** Task goal **
Give the number of lines that include the word "penfriend", nothing more.

** Records shown **
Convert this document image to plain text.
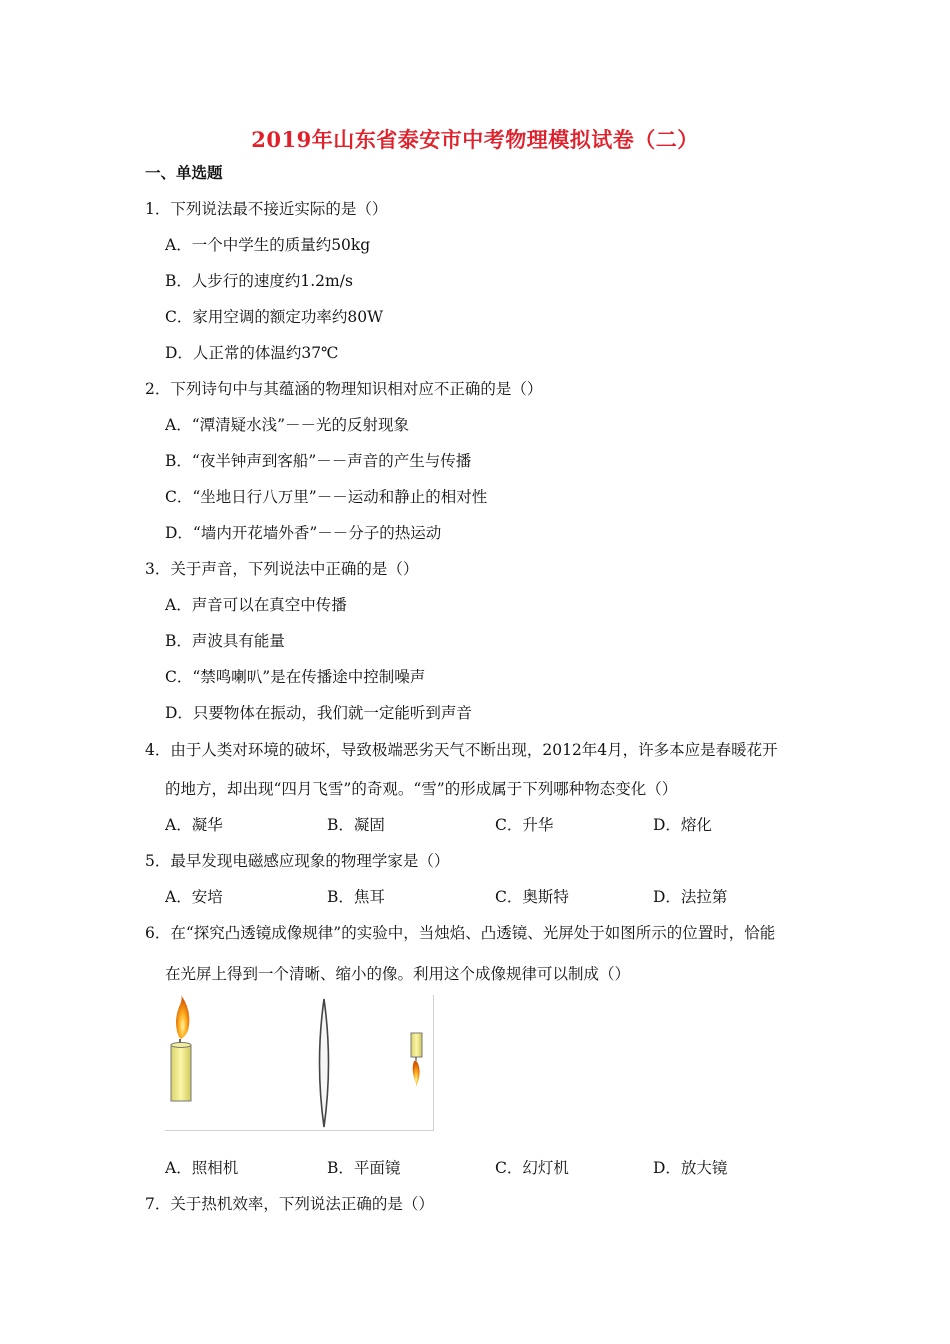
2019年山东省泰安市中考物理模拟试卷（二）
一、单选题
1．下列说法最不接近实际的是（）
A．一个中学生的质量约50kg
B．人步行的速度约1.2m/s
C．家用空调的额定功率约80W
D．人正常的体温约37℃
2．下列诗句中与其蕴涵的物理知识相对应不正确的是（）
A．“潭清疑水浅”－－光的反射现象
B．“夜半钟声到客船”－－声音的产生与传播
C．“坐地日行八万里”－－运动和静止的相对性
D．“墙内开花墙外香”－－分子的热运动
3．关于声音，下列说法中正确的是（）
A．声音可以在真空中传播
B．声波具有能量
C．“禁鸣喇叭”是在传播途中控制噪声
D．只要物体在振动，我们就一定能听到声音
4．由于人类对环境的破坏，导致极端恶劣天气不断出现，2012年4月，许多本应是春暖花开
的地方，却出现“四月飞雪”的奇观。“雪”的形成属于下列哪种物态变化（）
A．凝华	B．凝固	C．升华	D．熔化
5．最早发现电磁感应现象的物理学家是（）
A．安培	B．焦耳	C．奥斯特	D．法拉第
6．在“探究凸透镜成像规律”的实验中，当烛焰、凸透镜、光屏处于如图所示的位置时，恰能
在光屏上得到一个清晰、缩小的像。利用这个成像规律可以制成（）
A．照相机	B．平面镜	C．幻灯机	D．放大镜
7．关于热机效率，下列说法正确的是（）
==
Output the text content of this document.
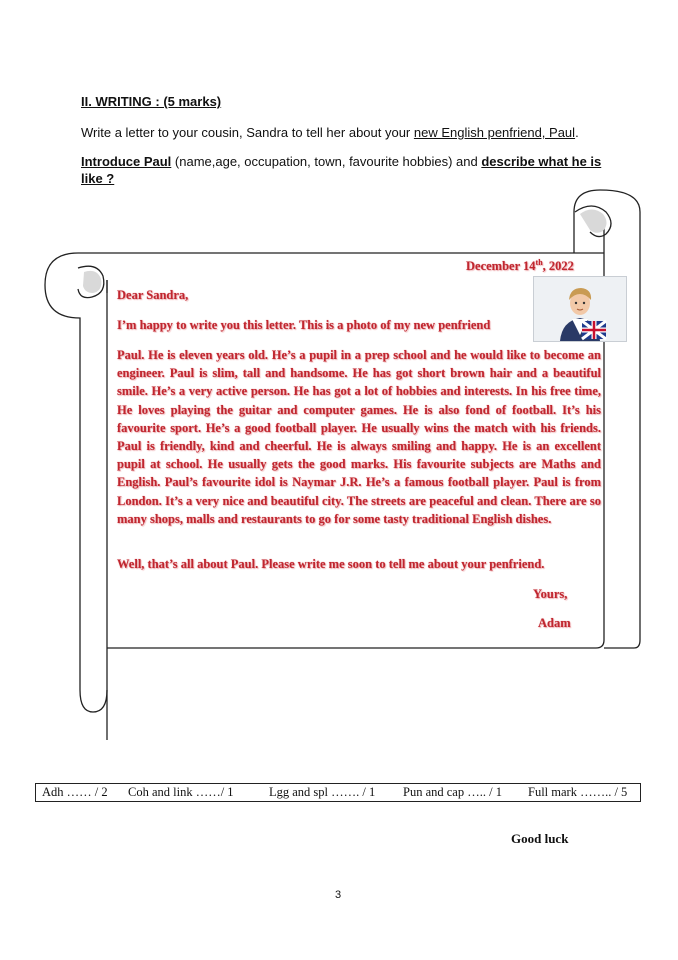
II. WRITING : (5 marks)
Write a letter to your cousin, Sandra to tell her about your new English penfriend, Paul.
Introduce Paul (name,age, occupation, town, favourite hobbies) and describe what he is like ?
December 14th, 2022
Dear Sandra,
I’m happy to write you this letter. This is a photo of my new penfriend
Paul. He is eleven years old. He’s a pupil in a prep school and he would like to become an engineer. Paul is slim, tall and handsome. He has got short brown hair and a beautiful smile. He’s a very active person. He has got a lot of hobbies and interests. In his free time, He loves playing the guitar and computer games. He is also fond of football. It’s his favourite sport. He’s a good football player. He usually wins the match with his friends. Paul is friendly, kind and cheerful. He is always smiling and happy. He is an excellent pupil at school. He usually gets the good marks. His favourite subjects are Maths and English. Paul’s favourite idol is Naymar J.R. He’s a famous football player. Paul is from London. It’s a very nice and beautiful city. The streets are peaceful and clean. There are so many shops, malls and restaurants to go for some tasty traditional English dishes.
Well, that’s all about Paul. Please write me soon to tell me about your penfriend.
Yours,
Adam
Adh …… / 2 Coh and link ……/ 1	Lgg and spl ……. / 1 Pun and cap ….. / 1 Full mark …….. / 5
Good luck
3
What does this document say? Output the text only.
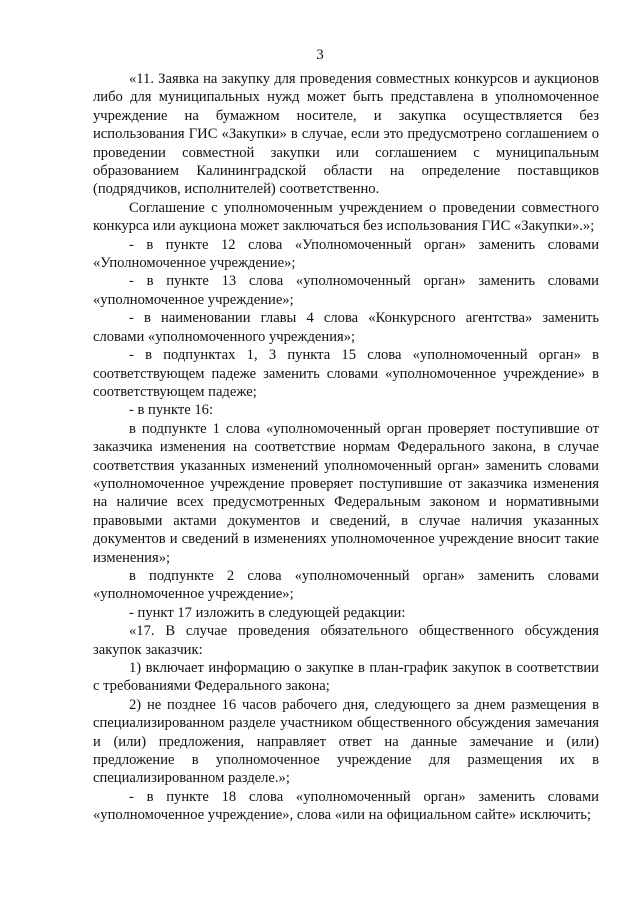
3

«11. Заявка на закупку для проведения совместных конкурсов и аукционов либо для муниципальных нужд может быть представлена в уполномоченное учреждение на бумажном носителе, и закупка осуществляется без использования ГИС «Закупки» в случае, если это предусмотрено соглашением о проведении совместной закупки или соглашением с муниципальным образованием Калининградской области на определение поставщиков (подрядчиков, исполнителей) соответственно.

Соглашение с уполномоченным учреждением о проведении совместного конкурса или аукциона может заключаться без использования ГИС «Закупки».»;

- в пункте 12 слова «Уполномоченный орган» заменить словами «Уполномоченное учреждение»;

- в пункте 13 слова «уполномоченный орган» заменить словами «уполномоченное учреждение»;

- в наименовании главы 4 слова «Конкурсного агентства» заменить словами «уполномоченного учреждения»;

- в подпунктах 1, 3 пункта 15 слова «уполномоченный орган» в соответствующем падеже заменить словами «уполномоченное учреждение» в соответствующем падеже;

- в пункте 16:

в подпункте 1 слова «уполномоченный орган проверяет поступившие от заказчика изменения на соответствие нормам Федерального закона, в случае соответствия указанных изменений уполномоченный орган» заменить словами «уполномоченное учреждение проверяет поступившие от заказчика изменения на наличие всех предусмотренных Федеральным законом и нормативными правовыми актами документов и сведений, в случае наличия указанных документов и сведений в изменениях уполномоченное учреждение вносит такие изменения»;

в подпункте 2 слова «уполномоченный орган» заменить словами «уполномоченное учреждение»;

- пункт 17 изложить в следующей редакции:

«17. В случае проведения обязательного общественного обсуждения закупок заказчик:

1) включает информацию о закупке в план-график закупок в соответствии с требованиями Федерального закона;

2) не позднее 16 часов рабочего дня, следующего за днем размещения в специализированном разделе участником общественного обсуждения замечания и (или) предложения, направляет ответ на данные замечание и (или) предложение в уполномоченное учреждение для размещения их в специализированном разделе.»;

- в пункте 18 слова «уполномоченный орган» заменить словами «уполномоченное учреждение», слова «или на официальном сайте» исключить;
* * *
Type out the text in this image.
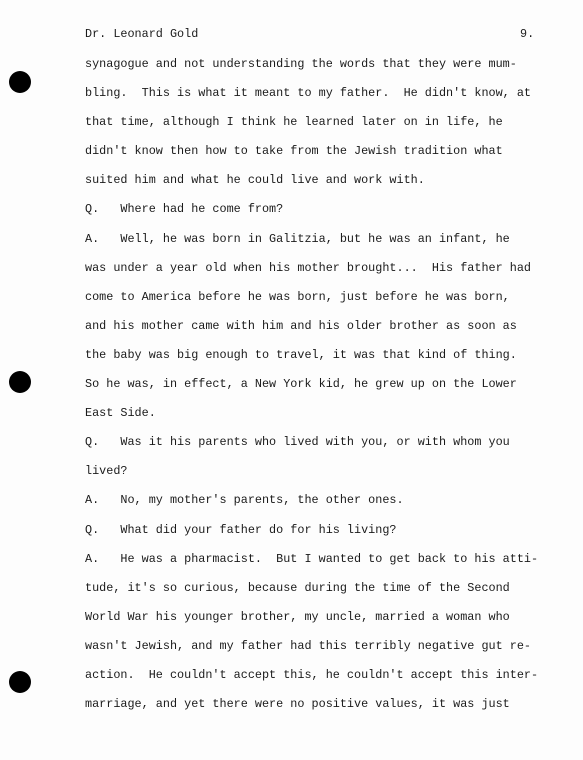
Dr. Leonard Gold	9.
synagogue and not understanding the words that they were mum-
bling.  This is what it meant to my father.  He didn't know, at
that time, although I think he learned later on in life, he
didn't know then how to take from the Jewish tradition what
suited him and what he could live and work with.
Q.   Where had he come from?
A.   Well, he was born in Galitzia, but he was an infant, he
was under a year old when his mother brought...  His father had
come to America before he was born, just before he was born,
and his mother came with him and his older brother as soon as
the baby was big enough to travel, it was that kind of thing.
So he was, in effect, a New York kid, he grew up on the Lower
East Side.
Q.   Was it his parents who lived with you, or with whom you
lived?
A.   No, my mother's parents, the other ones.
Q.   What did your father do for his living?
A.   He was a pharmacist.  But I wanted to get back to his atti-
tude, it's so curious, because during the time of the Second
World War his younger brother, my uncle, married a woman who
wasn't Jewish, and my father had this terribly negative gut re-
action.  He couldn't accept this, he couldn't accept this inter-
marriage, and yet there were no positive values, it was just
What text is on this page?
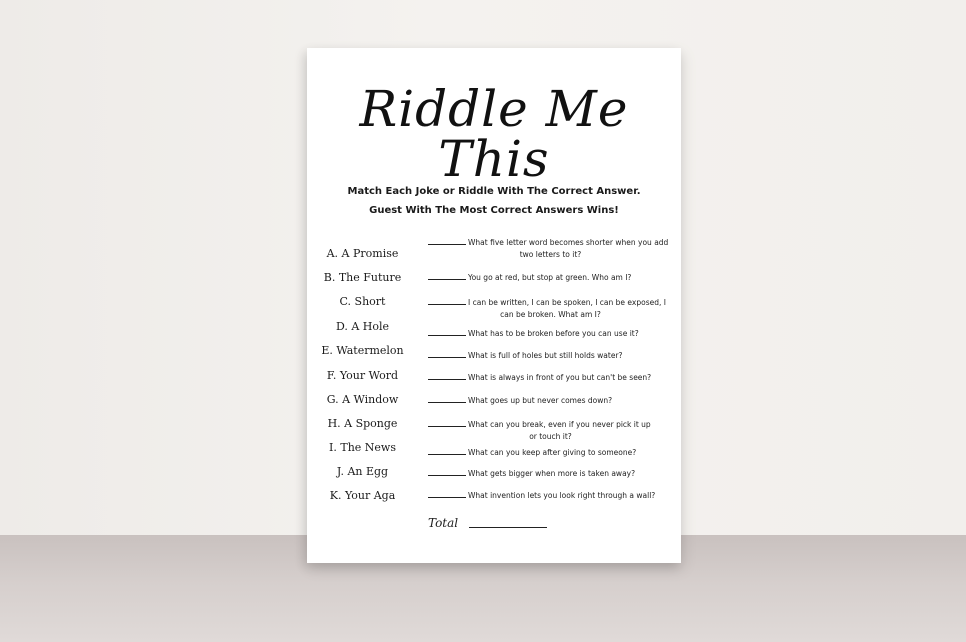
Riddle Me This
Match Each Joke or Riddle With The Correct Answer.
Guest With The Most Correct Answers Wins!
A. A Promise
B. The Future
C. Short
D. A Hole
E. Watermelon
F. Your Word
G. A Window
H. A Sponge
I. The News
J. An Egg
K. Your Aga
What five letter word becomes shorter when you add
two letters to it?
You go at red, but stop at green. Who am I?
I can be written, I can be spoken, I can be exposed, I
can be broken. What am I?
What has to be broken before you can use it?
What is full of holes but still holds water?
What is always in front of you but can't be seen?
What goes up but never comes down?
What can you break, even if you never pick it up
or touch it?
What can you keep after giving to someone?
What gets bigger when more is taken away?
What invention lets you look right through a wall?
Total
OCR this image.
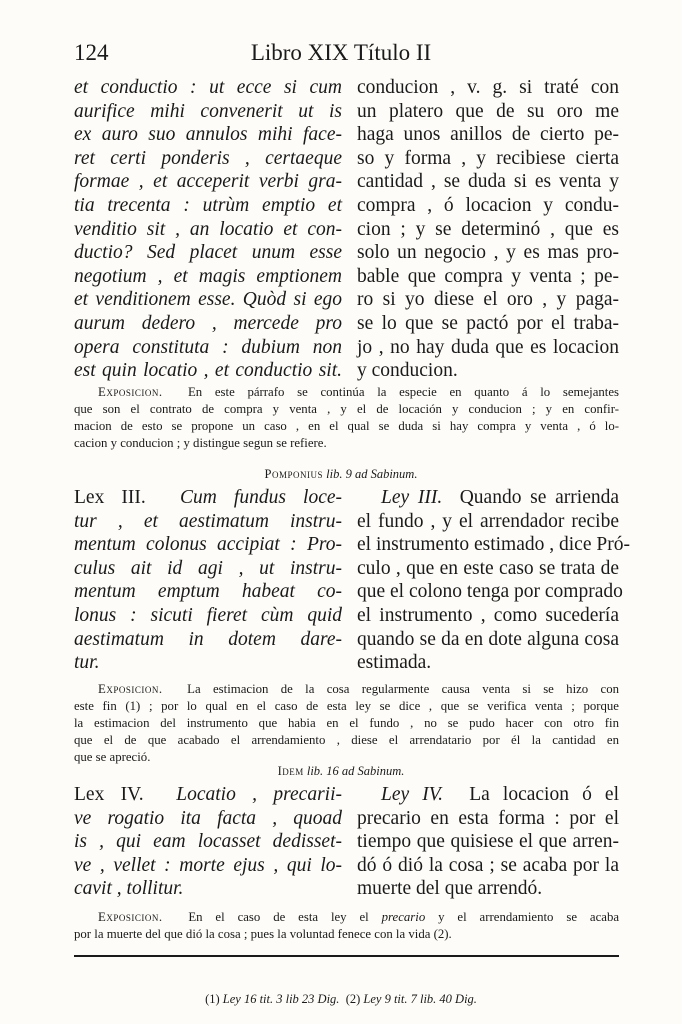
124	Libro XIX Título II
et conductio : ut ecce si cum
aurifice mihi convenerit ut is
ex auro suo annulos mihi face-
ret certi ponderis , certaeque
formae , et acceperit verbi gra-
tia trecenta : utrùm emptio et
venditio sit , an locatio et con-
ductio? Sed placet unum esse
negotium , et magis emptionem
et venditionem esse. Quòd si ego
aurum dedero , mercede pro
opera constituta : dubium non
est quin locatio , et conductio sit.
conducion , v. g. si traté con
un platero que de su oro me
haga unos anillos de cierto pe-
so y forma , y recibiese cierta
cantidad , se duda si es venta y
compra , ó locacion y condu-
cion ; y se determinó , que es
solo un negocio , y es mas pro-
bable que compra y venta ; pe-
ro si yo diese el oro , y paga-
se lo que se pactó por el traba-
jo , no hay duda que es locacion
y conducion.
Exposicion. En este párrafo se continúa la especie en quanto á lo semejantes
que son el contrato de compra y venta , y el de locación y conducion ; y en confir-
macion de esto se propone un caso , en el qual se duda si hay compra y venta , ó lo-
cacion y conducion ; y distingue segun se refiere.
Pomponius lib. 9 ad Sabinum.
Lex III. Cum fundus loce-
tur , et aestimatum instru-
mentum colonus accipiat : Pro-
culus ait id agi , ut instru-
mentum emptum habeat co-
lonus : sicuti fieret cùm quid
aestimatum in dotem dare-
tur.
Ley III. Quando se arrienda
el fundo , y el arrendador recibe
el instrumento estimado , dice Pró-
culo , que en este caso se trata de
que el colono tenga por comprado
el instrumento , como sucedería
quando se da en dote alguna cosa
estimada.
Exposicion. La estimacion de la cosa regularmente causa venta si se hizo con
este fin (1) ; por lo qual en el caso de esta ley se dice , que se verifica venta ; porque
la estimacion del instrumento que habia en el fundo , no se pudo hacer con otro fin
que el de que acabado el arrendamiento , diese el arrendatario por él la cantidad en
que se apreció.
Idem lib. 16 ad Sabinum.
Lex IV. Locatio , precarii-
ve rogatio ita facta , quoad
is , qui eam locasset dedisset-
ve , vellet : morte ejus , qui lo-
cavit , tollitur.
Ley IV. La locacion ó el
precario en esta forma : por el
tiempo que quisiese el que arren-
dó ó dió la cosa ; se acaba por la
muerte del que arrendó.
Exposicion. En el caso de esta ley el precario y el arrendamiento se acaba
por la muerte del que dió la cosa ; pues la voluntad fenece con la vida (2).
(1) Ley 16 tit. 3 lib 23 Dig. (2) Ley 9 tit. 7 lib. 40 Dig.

** Worked solution **
3